EXTRACTED ENTRIES:
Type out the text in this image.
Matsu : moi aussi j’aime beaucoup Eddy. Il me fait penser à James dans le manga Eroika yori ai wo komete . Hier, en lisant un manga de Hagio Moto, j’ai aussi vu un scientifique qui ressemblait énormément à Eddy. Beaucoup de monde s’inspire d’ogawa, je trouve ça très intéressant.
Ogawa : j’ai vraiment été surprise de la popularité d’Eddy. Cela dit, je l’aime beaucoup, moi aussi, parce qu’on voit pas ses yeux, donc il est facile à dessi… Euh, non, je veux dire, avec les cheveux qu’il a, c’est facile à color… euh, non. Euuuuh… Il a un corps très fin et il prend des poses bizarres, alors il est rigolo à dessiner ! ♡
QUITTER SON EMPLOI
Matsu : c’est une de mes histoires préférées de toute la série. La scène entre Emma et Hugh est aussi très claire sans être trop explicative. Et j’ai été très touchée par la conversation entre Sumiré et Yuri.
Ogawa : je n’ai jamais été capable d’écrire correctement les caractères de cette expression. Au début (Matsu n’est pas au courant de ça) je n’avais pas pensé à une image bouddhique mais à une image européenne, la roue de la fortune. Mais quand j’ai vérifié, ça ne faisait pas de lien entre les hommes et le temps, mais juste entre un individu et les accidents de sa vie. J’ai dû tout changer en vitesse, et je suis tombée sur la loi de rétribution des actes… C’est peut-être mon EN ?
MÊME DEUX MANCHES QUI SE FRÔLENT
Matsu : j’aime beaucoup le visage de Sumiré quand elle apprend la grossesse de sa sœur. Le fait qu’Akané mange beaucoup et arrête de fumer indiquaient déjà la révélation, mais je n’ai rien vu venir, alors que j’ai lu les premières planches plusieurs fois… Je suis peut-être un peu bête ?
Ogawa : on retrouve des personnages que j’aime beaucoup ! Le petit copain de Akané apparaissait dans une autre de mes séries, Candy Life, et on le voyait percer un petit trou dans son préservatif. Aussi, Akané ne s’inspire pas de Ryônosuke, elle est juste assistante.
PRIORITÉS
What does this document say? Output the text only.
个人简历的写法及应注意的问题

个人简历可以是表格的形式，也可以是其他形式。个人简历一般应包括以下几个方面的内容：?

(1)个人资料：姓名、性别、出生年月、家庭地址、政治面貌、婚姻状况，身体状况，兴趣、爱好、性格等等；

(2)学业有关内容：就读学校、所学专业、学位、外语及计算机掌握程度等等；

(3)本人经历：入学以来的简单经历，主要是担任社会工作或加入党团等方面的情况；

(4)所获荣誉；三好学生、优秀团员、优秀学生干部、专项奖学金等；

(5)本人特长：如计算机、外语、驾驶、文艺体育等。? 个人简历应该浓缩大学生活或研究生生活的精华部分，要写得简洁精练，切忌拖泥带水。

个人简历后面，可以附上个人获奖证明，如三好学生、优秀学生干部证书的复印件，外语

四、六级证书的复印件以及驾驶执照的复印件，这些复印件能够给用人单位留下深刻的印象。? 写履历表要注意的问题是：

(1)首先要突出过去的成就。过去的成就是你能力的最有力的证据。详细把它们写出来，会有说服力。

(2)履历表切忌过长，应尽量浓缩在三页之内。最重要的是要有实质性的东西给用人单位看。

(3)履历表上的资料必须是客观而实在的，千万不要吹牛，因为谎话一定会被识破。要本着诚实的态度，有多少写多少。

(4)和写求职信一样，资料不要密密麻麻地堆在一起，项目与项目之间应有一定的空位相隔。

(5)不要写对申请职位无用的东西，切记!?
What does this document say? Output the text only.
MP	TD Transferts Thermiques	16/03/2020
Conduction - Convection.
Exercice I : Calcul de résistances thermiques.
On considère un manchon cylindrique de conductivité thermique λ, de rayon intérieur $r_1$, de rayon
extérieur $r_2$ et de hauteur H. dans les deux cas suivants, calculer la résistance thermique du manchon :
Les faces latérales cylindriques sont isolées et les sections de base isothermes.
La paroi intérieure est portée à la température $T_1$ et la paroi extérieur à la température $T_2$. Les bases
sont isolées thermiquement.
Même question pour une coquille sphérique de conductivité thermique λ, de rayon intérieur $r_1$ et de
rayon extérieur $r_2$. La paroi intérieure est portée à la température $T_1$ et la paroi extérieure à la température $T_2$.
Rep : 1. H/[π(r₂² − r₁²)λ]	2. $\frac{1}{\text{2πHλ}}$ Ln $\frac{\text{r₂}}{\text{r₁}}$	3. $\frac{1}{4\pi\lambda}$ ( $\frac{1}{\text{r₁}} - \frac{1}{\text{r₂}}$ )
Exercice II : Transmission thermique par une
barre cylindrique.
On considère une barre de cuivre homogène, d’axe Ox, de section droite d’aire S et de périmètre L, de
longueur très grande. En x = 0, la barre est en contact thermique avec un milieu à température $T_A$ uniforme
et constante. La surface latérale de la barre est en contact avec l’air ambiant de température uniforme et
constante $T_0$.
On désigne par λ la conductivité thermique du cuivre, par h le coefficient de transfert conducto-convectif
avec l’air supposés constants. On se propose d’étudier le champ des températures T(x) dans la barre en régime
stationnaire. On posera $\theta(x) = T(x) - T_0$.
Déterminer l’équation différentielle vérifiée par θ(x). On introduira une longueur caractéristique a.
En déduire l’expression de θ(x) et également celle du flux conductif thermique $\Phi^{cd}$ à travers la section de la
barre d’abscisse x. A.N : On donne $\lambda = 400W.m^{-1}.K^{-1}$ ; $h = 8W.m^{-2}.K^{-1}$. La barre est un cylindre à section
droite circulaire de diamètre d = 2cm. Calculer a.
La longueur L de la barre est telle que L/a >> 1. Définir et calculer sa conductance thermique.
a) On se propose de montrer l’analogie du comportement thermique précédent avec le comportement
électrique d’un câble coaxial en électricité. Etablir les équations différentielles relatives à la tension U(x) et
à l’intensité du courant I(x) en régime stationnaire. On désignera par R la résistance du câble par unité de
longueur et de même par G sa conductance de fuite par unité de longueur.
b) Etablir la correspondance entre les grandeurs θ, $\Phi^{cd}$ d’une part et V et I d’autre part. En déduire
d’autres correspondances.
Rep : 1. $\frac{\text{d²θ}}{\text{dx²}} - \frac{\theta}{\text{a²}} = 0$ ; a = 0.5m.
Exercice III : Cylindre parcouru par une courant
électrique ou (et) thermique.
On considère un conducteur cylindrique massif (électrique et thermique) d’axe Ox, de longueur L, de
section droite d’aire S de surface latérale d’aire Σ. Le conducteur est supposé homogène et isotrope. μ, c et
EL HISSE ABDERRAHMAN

SHORT PROBLEM: Search the material above for "conductance". Pull out each line where it shows up.

EXERCISE SOLUTION:
La longueur L de la barre est telle que L/a >> 1. Définir et calculer sa conductance thermique.
longueur et de même par G sa conductance de fuite par unité de longueur.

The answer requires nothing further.